**Extracted records**
● ● ● ● ●
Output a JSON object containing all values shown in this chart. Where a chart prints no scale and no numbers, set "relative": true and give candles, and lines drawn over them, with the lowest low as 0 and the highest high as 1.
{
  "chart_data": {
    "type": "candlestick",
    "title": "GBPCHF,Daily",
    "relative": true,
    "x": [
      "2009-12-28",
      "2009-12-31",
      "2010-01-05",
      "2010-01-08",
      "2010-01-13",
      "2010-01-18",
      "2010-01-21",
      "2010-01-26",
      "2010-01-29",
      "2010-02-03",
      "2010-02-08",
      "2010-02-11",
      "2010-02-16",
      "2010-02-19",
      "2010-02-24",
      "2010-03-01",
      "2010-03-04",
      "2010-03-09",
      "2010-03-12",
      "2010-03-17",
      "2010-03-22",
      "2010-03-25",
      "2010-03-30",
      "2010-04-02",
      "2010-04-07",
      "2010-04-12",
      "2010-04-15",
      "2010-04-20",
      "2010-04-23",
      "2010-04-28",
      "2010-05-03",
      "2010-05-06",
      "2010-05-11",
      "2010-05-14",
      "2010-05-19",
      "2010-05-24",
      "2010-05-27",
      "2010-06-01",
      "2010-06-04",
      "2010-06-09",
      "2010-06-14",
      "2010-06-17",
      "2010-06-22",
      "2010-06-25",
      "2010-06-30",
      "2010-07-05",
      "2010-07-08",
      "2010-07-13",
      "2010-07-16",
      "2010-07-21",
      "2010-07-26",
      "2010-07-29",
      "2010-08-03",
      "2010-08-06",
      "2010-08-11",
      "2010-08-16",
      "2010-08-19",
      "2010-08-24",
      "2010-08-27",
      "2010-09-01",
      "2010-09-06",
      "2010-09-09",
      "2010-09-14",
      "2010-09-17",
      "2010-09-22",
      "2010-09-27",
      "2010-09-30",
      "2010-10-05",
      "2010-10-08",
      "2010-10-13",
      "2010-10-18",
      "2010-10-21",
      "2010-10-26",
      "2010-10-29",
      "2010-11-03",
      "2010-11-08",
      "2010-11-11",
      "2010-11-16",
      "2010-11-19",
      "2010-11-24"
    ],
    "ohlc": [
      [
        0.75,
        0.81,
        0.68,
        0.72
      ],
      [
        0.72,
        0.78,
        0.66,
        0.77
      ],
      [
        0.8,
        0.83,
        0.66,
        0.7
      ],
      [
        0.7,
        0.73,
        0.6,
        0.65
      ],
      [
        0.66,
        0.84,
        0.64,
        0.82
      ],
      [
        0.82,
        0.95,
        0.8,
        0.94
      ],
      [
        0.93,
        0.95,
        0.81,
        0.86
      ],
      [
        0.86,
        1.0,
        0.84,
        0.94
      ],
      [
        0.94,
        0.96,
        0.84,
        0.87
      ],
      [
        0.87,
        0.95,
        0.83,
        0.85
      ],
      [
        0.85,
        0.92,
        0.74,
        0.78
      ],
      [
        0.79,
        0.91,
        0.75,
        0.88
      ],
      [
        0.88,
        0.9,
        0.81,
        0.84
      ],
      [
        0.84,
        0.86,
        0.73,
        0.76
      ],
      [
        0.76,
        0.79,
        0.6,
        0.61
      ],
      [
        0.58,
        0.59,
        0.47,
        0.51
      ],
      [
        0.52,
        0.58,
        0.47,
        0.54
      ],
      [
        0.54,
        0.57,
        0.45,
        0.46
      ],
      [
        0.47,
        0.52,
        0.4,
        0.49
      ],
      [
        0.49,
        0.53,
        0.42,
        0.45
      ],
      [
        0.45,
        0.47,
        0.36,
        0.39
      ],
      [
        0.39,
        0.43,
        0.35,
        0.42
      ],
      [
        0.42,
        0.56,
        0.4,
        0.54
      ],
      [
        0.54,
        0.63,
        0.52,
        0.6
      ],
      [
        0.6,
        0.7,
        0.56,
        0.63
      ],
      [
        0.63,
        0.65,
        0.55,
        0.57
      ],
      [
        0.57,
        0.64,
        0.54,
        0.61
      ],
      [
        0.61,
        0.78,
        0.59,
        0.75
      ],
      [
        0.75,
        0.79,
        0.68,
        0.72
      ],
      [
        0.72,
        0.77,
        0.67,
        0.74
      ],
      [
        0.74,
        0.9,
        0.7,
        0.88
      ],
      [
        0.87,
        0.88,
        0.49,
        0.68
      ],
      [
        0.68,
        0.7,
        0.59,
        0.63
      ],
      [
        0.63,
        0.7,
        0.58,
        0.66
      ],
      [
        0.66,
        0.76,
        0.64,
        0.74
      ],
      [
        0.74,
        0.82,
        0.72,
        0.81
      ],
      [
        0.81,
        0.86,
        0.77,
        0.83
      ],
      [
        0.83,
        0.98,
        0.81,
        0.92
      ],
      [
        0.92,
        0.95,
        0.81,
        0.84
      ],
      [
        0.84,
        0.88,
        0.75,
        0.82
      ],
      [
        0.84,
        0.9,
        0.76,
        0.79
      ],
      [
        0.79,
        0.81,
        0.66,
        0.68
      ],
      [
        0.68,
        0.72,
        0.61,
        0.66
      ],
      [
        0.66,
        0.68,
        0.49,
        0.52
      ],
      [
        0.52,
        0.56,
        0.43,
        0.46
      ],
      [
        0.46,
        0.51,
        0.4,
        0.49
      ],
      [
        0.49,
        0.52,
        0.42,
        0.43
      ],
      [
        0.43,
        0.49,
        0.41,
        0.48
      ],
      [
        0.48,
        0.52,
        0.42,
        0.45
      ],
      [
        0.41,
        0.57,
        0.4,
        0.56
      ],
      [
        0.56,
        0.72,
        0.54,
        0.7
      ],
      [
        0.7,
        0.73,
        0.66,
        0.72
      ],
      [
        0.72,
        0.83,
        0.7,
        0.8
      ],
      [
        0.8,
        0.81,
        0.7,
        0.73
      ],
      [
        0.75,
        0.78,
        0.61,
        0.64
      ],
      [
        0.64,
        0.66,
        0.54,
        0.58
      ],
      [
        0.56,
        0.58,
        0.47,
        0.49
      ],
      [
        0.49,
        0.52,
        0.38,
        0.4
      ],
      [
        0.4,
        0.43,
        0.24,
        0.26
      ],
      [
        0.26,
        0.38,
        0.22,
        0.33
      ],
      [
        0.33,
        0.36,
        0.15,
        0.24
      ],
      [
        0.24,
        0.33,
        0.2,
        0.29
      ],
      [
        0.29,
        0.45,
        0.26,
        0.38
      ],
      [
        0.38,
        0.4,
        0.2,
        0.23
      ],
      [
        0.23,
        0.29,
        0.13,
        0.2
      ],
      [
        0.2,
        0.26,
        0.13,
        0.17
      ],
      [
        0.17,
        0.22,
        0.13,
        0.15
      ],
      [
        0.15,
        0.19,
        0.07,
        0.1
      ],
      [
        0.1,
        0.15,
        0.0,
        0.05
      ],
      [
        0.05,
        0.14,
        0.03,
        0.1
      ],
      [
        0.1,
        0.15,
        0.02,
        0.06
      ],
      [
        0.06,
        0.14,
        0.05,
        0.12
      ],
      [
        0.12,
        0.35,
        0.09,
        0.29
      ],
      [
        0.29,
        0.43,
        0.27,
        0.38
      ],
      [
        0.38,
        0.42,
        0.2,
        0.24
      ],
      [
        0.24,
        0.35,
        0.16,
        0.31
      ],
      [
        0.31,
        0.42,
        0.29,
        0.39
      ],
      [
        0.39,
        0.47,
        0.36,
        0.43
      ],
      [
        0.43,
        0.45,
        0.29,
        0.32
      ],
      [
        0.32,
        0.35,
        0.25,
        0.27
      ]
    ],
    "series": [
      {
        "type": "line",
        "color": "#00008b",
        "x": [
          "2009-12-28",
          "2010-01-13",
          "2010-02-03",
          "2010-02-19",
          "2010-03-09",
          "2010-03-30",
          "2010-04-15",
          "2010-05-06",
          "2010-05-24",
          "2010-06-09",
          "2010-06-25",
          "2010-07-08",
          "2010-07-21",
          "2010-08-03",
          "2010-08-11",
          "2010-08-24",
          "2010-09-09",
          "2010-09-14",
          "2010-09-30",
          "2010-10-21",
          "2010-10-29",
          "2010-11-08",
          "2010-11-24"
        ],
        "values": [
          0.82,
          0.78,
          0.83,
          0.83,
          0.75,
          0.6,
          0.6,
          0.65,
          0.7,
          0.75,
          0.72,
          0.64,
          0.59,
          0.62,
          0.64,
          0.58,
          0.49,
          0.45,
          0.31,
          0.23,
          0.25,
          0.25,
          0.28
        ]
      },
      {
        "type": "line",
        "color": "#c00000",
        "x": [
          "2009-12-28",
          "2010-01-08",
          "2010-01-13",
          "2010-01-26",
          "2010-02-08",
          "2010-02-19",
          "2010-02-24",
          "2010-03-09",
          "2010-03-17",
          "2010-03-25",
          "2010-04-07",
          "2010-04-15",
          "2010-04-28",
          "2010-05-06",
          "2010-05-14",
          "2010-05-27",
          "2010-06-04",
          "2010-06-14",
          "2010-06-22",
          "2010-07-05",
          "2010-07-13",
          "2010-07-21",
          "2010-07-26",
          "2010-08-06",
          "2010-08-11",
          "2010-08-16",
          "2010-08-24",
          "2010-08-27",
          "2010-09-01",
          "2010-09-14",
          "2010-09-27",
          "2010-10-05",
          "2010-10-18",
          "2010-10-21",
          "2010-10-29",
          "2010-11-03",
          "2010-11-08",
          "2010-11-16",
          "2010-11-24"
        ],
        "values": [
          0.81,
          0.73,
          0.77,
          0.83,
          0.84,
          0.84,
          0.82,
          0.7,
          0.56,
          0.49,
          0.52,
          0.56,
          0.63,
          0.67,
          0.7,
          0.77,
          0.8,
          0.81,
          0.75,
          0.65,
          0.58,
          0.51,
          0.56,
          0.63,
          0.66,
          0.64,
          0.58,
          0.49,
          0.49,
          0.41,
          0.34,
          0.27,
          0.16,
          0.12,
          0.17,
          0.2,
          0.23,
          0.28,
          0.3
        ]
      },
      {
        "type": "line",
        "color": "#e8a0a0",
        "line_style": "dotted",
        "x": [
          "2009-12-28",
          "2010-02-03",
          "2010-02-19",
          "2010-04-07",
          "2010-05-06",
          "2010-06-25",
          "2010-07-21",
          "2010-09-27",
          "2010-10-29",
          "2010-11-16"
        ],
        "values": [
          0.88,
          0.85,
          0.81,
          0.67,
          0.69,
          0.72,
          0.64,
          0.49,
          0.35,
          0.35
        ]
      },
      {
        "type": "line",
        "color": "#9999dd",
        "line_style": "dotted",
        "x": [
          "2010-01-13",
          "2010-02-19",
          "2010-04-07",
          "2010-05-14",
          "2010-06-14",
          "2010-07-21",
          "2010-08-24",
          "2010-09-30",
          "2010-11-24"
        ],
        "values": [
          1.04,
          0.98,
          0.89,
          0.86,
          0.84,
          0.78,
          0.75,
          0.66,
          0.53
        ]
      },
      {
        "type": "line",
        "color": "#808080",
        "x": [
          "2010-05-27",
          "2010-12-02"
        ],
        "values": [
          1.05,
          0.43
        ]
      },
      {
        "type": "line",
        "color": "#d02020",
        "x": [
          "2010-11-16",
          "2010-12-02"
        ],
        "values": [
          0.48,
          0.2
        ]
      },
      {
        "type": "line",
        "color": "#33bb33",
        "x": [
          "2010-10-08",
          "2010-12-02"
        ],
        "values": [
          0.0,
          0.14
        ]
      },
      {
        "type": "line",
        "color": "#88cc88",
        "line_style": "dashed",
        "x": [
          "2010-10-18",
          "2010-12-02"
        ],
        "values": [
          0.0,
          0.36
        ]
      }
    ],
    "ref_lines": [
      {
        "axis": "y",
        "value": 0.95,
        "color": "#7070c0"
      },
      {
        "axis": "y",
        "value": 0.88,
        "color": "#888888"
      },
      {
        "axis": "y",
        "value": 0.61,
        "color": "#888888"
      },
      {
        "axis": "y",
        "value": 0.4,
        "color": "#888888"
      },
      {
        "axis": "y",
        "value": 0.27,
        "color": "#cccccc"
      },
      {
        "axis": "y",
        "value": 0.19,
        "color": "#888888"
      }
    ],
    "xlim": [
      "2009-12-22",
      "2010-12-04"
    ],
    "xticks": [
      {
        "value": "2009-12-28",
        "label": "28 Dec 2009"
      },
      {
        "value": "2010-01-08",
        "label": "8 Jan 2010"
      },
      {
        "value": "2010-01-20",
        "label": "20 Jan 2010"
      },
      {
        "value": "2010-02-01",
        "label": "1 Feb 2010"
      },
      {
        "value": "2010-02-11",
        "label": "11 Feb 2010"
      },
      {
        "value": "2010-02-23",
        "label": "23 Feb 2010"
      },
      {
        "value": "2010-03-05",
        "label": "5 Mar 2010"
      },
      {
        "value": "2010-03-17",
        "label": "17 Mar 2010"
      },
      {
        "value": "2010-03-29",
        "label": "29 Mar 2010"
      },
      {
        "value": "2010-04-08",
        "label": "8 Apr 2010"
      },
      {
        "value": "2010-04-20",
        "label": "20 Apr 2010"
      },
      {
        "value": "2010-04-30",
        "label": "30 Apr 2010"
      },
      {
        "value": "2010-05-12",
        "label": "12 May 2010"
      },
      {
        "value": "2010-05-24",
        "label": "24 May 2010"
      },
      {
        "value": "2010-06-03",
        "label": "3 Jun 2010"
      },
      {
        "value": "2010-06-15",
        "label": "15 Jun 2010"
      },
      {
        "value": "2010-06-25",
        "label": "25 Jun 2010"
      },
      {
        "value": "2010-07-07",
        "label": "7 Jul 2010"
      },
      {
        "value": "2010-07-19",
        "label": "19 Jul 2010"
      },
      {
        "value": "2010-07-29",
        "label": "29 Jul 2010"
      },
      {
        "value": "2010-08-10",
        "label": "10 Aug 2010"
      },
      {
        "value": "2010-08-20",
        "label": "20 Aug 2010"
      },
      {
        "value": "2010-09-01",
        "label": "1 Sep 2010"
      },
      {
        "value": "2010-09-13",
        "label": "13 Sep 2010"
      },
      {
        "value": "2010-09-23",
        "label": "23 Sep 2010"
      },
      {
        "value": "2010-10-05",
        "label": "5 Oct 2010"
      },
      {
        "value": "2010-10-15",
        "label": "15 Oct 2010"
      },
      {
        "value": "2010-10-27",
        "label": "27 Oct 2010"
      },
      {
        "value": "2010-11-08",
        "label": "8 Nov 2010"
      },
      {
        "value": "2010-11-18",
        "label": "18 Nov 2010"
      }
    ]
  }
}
● ● ● ● ●
**Set problem**
Return each line that includes "relative".

**Task solution**
Output a JSON object containing all values shown in this chart. Where a chart prints no scale and no numbers, set "relative": true and give candles, and lines drawn over them, with the lowest low as 0 and the highest high as 1.
    "relative": true,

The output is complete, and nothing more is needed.